==== Data entries ====

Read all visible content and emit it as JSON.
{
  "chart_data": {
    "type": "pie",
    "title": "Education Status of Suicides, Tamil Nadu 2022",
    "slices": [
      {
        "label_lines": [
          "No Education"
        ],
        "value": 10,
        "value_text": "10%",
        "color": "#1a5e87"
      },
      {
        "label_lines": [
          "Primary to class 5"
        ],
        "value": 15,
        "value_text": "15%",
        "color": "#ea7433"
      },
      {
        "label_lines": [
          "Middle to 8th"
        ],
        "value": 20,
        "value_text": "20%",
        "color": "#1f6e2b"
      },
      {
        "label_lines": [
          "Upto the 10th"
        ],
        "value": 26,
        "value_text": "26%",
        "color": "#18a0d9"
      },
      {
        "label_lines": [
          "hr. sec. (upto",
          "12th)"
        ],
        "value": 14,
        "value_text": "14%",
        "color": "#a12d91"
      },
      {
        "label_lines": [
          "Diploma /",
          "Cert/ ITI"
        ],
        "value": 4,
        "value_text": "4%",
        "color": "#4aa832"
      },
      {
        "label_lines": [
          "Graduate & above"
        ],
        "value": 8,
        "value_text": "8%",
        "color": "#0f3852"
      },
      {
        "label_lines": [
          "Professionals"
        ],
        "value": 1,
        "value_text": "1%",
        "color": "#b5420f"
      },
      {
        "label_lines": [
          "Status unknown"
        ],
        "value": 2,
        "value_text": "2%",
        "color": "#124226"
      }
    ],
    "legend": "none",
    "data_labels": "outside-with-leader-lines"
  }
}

====

**Direction:** Where a line above contains the word "Status", copy that line.

**Result for this exercise:**
    "title": "Education Status of Suicides, Tamil Nadu 2022",
          "Status unknown"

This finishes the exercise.